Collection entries

'''

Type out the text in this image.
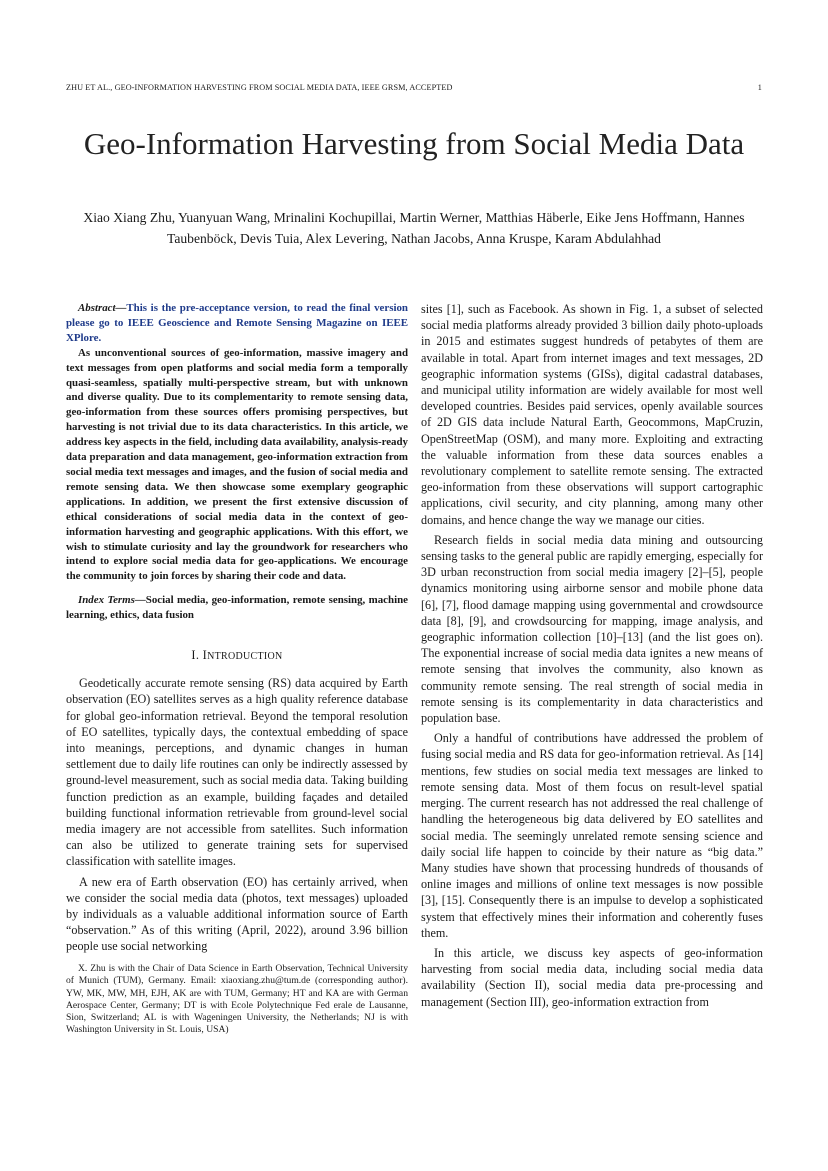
ZHU ET AL., GEO-INFORMATION HARVESTING FROM SOCIAL MEDIA DATA, IEEE GRSM, ACCEPTED	1
Geo-Information Harvesting from Social Media Data
Xiao Xiang Zhu, Yuanyuan Wang, Mrinalini Kochupillai, Martin Werner, Matthias Häberle, Eike Jens Hoffmann, Hannes Taubenböck, Devis Tuia, Alex Levering, Nathan Jacobs, Anna Kruspe, Karam Abdulahhad

Abstract—This is the pre-acceptance version, to read the final version please go to IEEE Geoscience and Remote Sensing Magazine on IEEE XPlore.

As unconventional sources of geo-information, massive imagery and text messages from open platforms and social media form a temporally quasi-seamless, spatially multi-perspective stream, but with unknown and diverse quality. Due to its complementarity to remote sensing data, geo-information from these sources offers promising perspectives, but harvesting is not trivial due to its data characteristics. In this article, we address key aspects in the field, including data availability, analysis-ready data preparation and data management, geo-information extraction from social media text messages and images, and the fusion of social media and remote sensing data. We then showcase some exemplary geographic applications. In addition, we present the first extensive discussion of ethical considerations of social media data in the context of geo-information harvesting and geographic applications. With this effort, we wish to stimulate curiosity and lay the groundwork for researchers who intend to explore social media data for geo-applications. We encourage the community to join forces by sharing their code and data.

Index Terms—Social media, geo-information, remote sensing, machine learning, ethics, data fusion

I. INTRODUCTION

Geodetically accurate remote sensing (RS) data acquired by Earth observation (EO) satellites serves as a high quality reference database for global geo-information retrieval. Beyond the temporal resolution of EO satellites, typically days, the contextual embedding of space into meanings, perceptions, and dynamic changes in human settlement due to daily life routines can only be indirectly assessed by ground-level measurement, such as social media data. Taking building function prediction as an example, building façades and detailed building functional information retrievable from ground-level social media imagery are not accessible from satellites. Such information can also be utilized to generate training sets for supervised classification with satellite images.

A new era of Earth observation (EO) has certainly arrived, when we consider the social media data (photos, text messages) uploaded by individuals as a valuable additional information source of Earth “observation.” As of this writing (April, 2022), around 3.96 billion people use social networking

X. Zhu is with the Chair of Data Science in Earth Observation, Technical University of Munich (TUM), Germany. Email: xiaoxiang.zhu@tum.de (corresponding author). YW, MK, MW, MH, EJH, AK are with TUM, Germany; HT and KA are with German Aerospace Center, Germany; DT is with Ecole Polytechnique Fed erale de Lausanne, Sion, Switzerland; AL is with Wageningen University, the Netherlands; NJ is with Washington University in St. Louis, USA)

sites [1], such as Facebook. As shown in Fig. 1, a subset of selected social media platforms already provided 3 billion daily photo-uploads in 2015 and estimates suggest hundreds of petabytes of them are available in total. Apart from internet images and text messages, 2D geographic information systems (GISs), digital cadastral databases, and municipal utility information are widely available for most well developed countries. Besides paid services, openly available sources of 2D GIS data include Natural Earth, Geocommons, MapCruzin, OpenStreetMap (OSM), and many more. Exploiting and extracting the valuable information from these data sources enables a revolutionary complement to satellite remote sensing. The extracted geo-information from these observations will support cartographic applications, civil security, and city planning, among many other domains, and hence change the way we manage our cities.

Research fields in social media data mining and outsourcing sensing tasks to the general public are rapidly emerging, especially for 3D urban reconstruction from social media imagery [2]–[5], people dynamics monitoring using airborne sensor and mobile phone data [6], [7], flood damage mapping using governmental and crowdsource data [8], [9], and crowdsourcing for mapping, image analysis, and geographic information collection [10]–[13] (and the list goes on). The exponential increase of social media data ignites a new means of remote sensing that involves the community, also known as community remote sensing. The real strength of social media in remote sensing is its complementarity in data characteristics and population base.

Only a handful of contributions have addressed the problem of fusing social media and RS data for geo-information retrieval. As [14] mentions, few studies on social media text messages are linked to remote sensing data. Most of them focus on result-level spatial merging. The current research has not addressed the real challenge of handling the heterogeneous big data delivered by EO satellites and social media. The seemingly unrelated remote sensing science and daily social life happen to coincide by their nature as “big data.” Many studies have shown that processing hundreds of thousands of online images and millions of online text messages is now possible [3], [15]. Consequently there is an impulse to develop a sophisticated system that effectively mines their information and coherently fuses them.

In this article, we discuss key aspects of geo-information harvesting from social media data, including social media data availability (Section II), social media data pre-processing and management (Section III), geo-information extraction from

'''

Instruction: In the records above, how many lines contain the word "IEEE"? Give the number alone.

Result: 2